### What to produce
Write the data out again, character for character, with no images.

### Items
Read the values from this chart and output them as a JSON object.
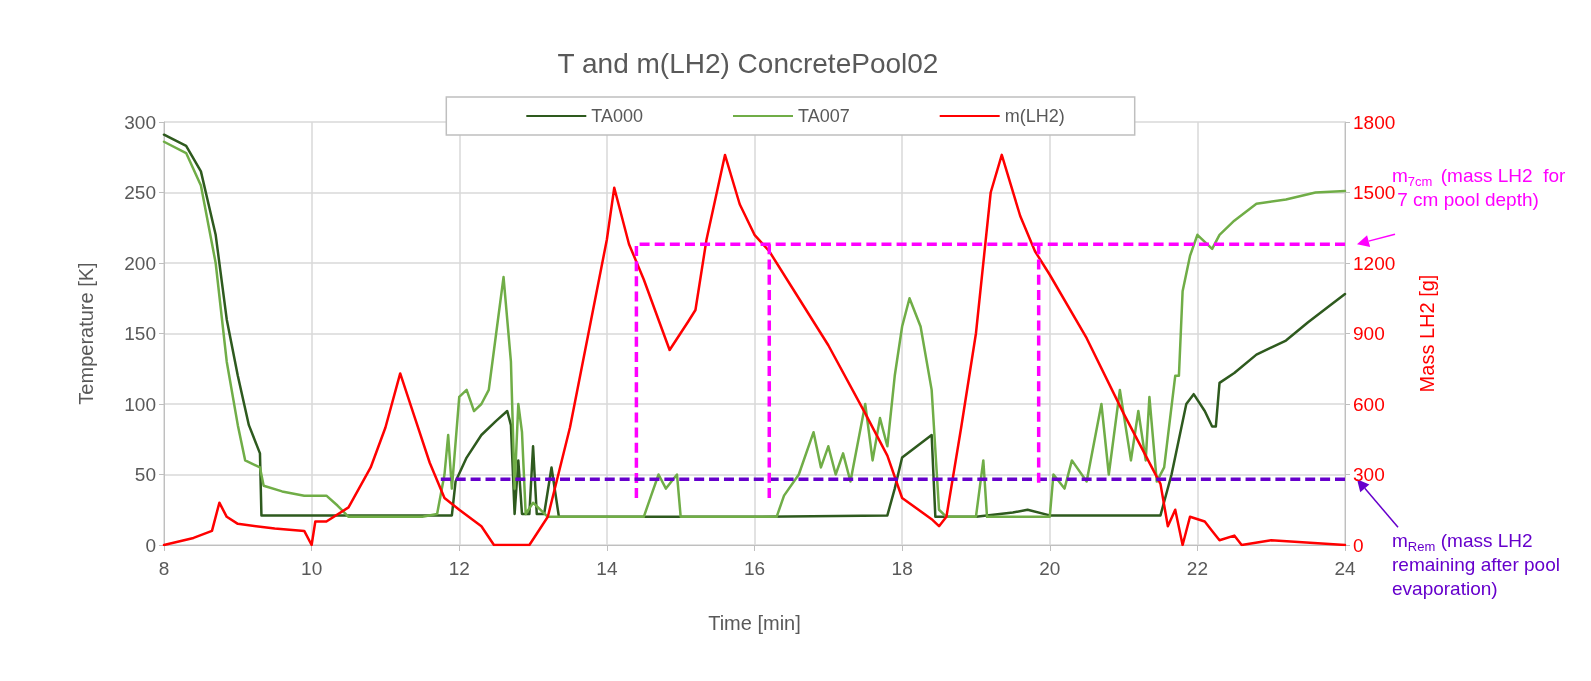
{
  "chart_data": {
    "type": "line",
    "title": "T and m(LH2) ConcretePool02",
    "xlabel": "Time [min]",
    "ylabel": "Temperature [K]",
    "y2label": "Mass LH2 [g]",
    "xlim": [
      8,
      24
    ],
    "xticks": [
      8,
      10,
      12,
      14,
      16,
      18,
      20,
      22,
      24
    ],
    "ylim": [
      0,
      300
    ],
    "yticks": [
      0,
      50,
      100,
      150,
      200,
      250,
      300
    ],
    "y2lim": [
      0,
      1800
    ],
    "y2ticks": [
      0,
      300,
      600,
      900,
      1200,
      1500,
      1800
    ],
    "grid": true,
    "legend": "top",
    "marker": "none",
    "series": [
      {
        "name": "TA000",
        "color": "#2e5a1e",
        "line_style": "solid",
        "x": [
          8,
          8.3,
          8.5,
          8.7,
          8.85,
          9.0,
          9.15,
          9.3,
          9.32,
          10,
          11,
          11.9,
          11.95,
          12.1,
          12.3,
          12.5,
          12.65,
          12.7,
          12.75,
          12.8,
          12.85,
          12.95,
          13.0,
          13.05,
          13.15,
          13.25,
          13.35,
          14,
          16,
          17.8,
          17.9,
          18.0,
          18.2,
          18.4,
          18.45,
          19,
          19.5,
          19.7,
          20,
          21,
          21.5,
          21.65,
          21.75,
          21.85,
          21.95,
          22.1,
          22.2,
          22.25,
          22.3,
          22.5,
          22.8,
          23.2,
          23.5,
          23.8,
          24
        ],
        "values": [
          291,
          283,
          265,
          220,
          160,
          120,
          85,
          65,
          21,
          21,
          21,
          21,
          45,
          62,
          78,
          88,
          95,
          85,
          22,
          60,
          22,
          22,
          70,
          22,
          22,
          55,
          20,
          20,
          20,
          21,
          40,
          62,
          70,
          78,
          20,
          20,
          23,
          25,
          21,
          21,
          21,
          50,
          75,
          100,
          107,
          95,
          84,
          84,
          115,
          122,
          135,
          145,
          158,
          170,
          178
        ]
      },
      {
        "name": "TA007",
        "color": "#70ad47",
        "line_style": "solid",
        "x": [
          8,
          8.3,
          8.5,
          8.7,
          8.85,
          9.0,
          9.1,
          9.3,
          9.35,
          9.6,
          9.9,
          10.2,
          10.35,
          10.5,
          11,
          11.5,
          11.7,
          11.8,
          11.85,
          11.9,
          12.0,
          12.1,
          12.2,
          12.3,
          12.4,
          12.5,
          12.6,
          12.7,
          12.75,
          12.8,
          12.85,
          12.9,
          13.0,
          13.2,
          14,
          14.5,
          14.6,
          14.7,
          14.8,
          14.95,
          15.0,
          15.5,
          16.3,
          16.4,
          16.6,
          16.8,
          16.9,
          17.0,
          17.1,
          17.2,
          17.3,
          17.5,
          17.6,
          17.7,
          17.8,
          17.9,
          18.0,
          18.1,
          18.25,
          18.4,
          18.5,
          18.6,
          19.0,
          19.1,
          19.15,
          19.5,
          20.0,
          20.05,
          20.2,
          20.3,
          20.5,
          20.7,
          20.8,
          20.95,
          21.1,
          21.2,
          21.3,
          21.35,
          21.45,
          21.55,
          21.7,
          21.75,
          21.8,
          21.9,
          22.0,
          22.2,
          22.3,
          22.5,
          22.8,
          23.2,
          23.6,
          24
        ],
        "values": [
          286,
          278,
          255,
          200,
          130,
          85,
          60,
          55,
          42,
          38,
          35,
          35,
          28,
          20,
          20,
          20,
          22,
          50,
          78,
          40,
          105,
          110,
          95,
          100,
          110,
          150,
          190,
          130,
          40,
          100,
          80,
          22,
          30,
          20,
          20,
          20,
          35,
          50,
          40,
          50,
          20,
          20,
          20,
          35,
          50,
          80,
          55,
          70,
          50,
          65,
          45,
          100,
          60,
          90,
          70,
          120,
          155,
          175,
          155,
          110,
          25,
          20,
          20,
          60,
          20,
          20,
          20,
          50,
          40,
          60,
          45,
          100,
          50,
          110,
          60,
          95,
          60,
          105,
          45,
          55,
          120,
          120,
          180,
          205,
          220,
          210,
          220,
          230,
          242,
          245,
          250,
          251
        ]
      },
      {
        "name": "m(LH2)",
        "color": "#ff0000",
        "axis": "y2",
        "line_style": "solid",
        "x": [
          8,
          8.4,
          8.65,
          8.75,
          8.85,
          9,
          9.5,
          9.9,
          10.0,
          10.05,
          10.2,
          10.5,
          10.8,
          11.0,
          11.2,
          11.4,
          11.6,
          11.8,
          12.0,
          12.3,
          12.47,
          12.95,
          13.2,
          13.5,
          13.75,
          14.0,
          14.1,
          14.3,
          14.5,
          14.85,
          15.1,
          15.2,
          15.35,
          15.6,
          15.8,
          16.0,
          16.2,
          16.5,
          17.0,
          17.5,
          17.8,
          18.0,
          18.4,
          18.5,
          18.6,
          18.8,
          19.0,
          19.2,
          19.35,
          19.6,
          19.8,
          20.0,
          20.5,
          21.0,
          21.3,
          21.5,
          21.6,
          21.7,
          21.8,
          21.9,
          22.1,
          22.2,
          22.3,
          22.5,
          22.6,
          23,
          24
        ],
        "values": [
          0,
          30,
          60,
          180,
          120,
          90,
          70,
          60,
          0,
          100,
          100,
          160,
          330,
          500,
          730,
          540,
          350,
          200,
          150,
          80,
          0,
          0,
          120,
          500,
          900,
          1300,
          1520,
          1280,
          1130,
          830,
          950,
          1000,
          1300,
          1660,
          1450,
          1320,
          1250,
          1100,
          850,
          560,
          380,
          200,
          110,
          80,
          120,
          500,
          900,
          1500,
          1660,
          1400,
          1250,
          1150,
          880,
          560,
          380,
          260,
          80,
          150,
          0,
          120,
          100,
          60,
          20,
          40,
          0,
          20,
          0
        ]
      },
      {
        "color": "#ff00ff",
        "axis": "y2",
        "line_style": "dashed",
        "x": [
          14.4,
          14.4,
          24
        ],
        "values": [
          200,
          1280,
          1280
        ]
      },
      {
        "color": "#6600cc",
        "axis": "y2",
        "line_style": "dashed",
        "x": [
          11.75,
          24
        ],
        "values": [
          280,
          280
        ]
      },
      {
        "color": "#ff00ff",
        "axis": "y2",
        "line_style": "dashed",
        "x": [
          16.2,
          16.2
        ],
        "values": [
          1280,
          200
        ]
      },
      {
        "color": "#ff00ff",
        "axis": "y2",
        "line_style": "dashed",
        "x": [
          19.85,
          19.85
        ],
        "values": [
          1280,
          265
        ]
      }
    ],
    "annotations": [
      "m$_{7cm}$ (mass LH2  for 7 cm pool depth)",
      "m$_{Rem}$ (mass LH2 remaining after pool evaporation)"
    ]
  }
}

### Written solution
Read the values from this chart and output them as a JSON object.
{
  "chart_data": {
    "type": "line",
    "title": "T and m(LH2) ConcretePool02",
    "xlabel": "Time [min]",
    "ylabel": "Temperature [K]",
    "y2label": "Mass LH2 [g]",
    "xlim": [
      8,
      24
    ],
    "xticks": [
      8,
      10,
      12,
      14,
      16,
      18,
      20,
      22,
      24
    ],
    "ylim": [
      0,
      300
    ],
    "yticks": [
      0,
      50,
      100,
      150,
      200,
      250,
      300
    ],
    "y2lim": [
      0,
      1800
    ],
    "y2ticks": [
      0,
      300,
      600,
      900,
      1200,
      1500,
      1800
    ],
    "grid": true,
    "legend": "top",
    "marker": "none",
    "series": [
      {
        "name": "TA000",
        "color": "#2e5a1e",
        "line_style": "solid",
        "x": [
          8,
          8.3,
          8.5,
          8.7,
          8.85,
          9.0,
          9.15,
          9.3,
          9.32,
          10,
          11,
          11.9,
          11.95,
          12.1,
          12.3,
          12.5,
          12.65,
          12.7,
          12.75,
          12.8,
          12.85,
          12.95,
          13.0,
          13.05,
          13.15,
          13.25,
          13.35,
          14,
          16,
          17.8,
          17.9,
          18.0,
          18.2,
          18.4,
          18.45,
          19,
          19.5,
          19.7,
          20,
          21,
          21.5,
          21.65,
          21.75,
          21.85,
          21.95,
          22.1,
          22.2,
          22.25,
          22.3,
          22.5,
          22.8,
          23.2,
          23.5,
          23.8,
          24
        ],
        "values": [
          291,
          283,
          265,
          220,
          160,
          120,
          85,
          65,
          21,
          21,
          21,
          21,
          45,
          62,
          78,
          88,
          95,
          85,
          22,
          60,
          22,
          22,
          70,
          22,
          22,
          55,
          20,
          20,
          20,
          21,
          40,
          62,
          70,
          78,
          20,
          20,
          23,
          25,
          21,
          21,
          21,
          50,
          75,
          100,
          107,
          95,
          84,
          84,
          115,
          122,
          135,
          145,
          158,
          170,
          178
        ]
      },
      {
        "name": "TA007",
        "color": "#70ad47",
        "line_style": "solid",
        "x": [
          8,
          8.3,
          8.5,
          8.7,
          8.85,
          9.0,
          9.1,
          9.3,
          9.35,
          9.6,
          9.9,
          10.2,
          10.35,
          10.5,
          11,
          11.5,
          11.7,
          11.8,
          11.85,
          11.9,
          12.0,
          12.1,
          12.2,
          12.3,
          12.4,
          12.5,
          12.6,
          12.7,
          12.75,
          12.8,
          12.85,
          12.9,
          13.0,
          13.2,
          14,
          14.5,
          14.6,
          14.7,
          14.8,
          14.95,
          15.0,
          15.5,
          16.3,
          16.4,
          16.6,
          16.8,
          16.9,
          17.0,
          17.1,
          17.2,
          17.3,
          17.5,
          17.6,
          17.7,
          17.8,
          17.9,
          18.0,
          18.1,
          18.25,
          18.4,
          18.5,
          18.6,
          19.0,
          19.1,
          19.15,
          19.5,
          20.0,
          20.05,
          20.2,
          20.3,
          20.5,
          20.7,
          20.8,
          20.95,
          21.1,
          21.2,
          21.3,
          21.35,
          21.45,
          21.55,
          21.7,
          21.75,
          21.8,
          21.9,
          22.0,
          22.2,
          22.3,
          22.5,
          22.8,
          23.2,
          23.6,
          24
        ],
        "values": [
          286,
          278,
          255,
          200,
          130,
          85,
          60,
          55,
          42,
          38,
          35,
          35,
          28,
          20,
          20,
          20,
          22,
          50,
          78,
          40,
          105,
          110,
          95,
          100,
          110,
          150,
          190,
          130,
          40,
          100,
          80,
          22,
          30,
          20,
          20,
          20,
          35,
          50,
          40,
          50,
          20,
          20,
          20,
          35,
          50,
          80,
          55,
          70,
          50,
          65,
          45,
          100,
          60,
          90,
          70,
          120,
          155,
          175,
          155,
          110,
          25,
          20,
          20,
          60,
          20,
          20,
          20,
          50,
          40,
          60,
          45,
          100,
          50,
          110,
          60,
          95,
          60,
          105,
          45,
          55,
          120,
          120,
          180,
          205,
          220,
          210,
          220,
          230,
          242,
          245,
          250,
          251
        ]
      },
      {
        "name": "m(LH2)",
        "color": "#ff0000",
        "axis": "y2",
        "line_style": "solid",
        "x": [
          8,
          8.4,
          8.65,
          8.75,
          8.85,
          9,
          9.5,
          9.9,
          10.0,
          10.05,
          10.2,
          10.5,
          10.8,
          11.0,
          11.2,
          11.4,
          11.6,
          11.8,
          12.0,
          12.3,
          12.47,
          12.95,
          13.2,
          13.5,
          13.75,
          14.0,
          14.1,
          14.3,
          14.5,
          14.85,
          15.1,
          15.2,
          15.35,
          15.6,
          15.8,
          16.0,
          16.2,
          16.5,
          17.0,
          17.5,
          17.8,
          18.0,
          18.4,
          18.5,
          18.6,
          18.8,
          19.0,
          19.2,
          19.35,
          19.6,
          19.8,
          20.0,
          20.5,
          21.0,
          21.3,
          21.5,
          21.6,
          21.7,
          21.8,
          21.9,
          22.1,
          22.2,
          22.3,
          22.5,
          22.6,
          23,
          24
        ],
        "values": [
          0,
          30,
          60,
          180,
          120,
          90,
          70,
          60,
          0,
          100,
          100,
          160,
          330,
          500,
          730,
          540,
          350,
          200,
          150,
          80,
          0,
          0,
          120,
          500,
          900,
          1300,
          1520,
          1280,
          1130,
          830,
          950,
          1000,
          1300,
          1660,
          1450,
          1320,
          1250,
          1100,
          850,
          560,
          380,
          200,
          110,
          80,
          120,
          500,
          900,
          1500,
          1660,
          1400,
          1250,
          1150,
          880,
          560,
          380,
          260,
          80,
          150,
          0,
          120,
          100,
          60,
          20,
          40,
          0,
          20,
          0
        ]
      },
      {
        "color": "#ff00ff",
        "axis": "y2",
        "line_style": "dashed",
        "x": [
          14.4,
          14.4,
          24
        ],
        "values": [
          200,
          1280,
          1280
        ]
      },
      {
        "color": "#6600cc",
        "axis": "y2",
        "line_style": "dashed",
        "x": [
          11.75,
          24
        ],
        "values": [
          280,
          280
        ]
      },
      {
        "color": "#ff00ff",
        "axis": "y2",
        "line_style": "dashed",
        "x": [
          16.2,
          16.2
        ],
        "values": [
          1280,
          200
        ]
      },
      {
        "color": "#ff00ff",
        "axis": "y2",
        "line_style": "dashed",
        "x": [
          19.85,
          19.85
        ],
        "values": [
          1280,
          265
        ]
      }
    ],
    "annotations": [
      "m$_{7cm}$ (mass LH2  for 7 cm pool depth)",
      "m$_{Rem}$ (mass LH2 remaining after pool evaporation)"
    ]
  }
}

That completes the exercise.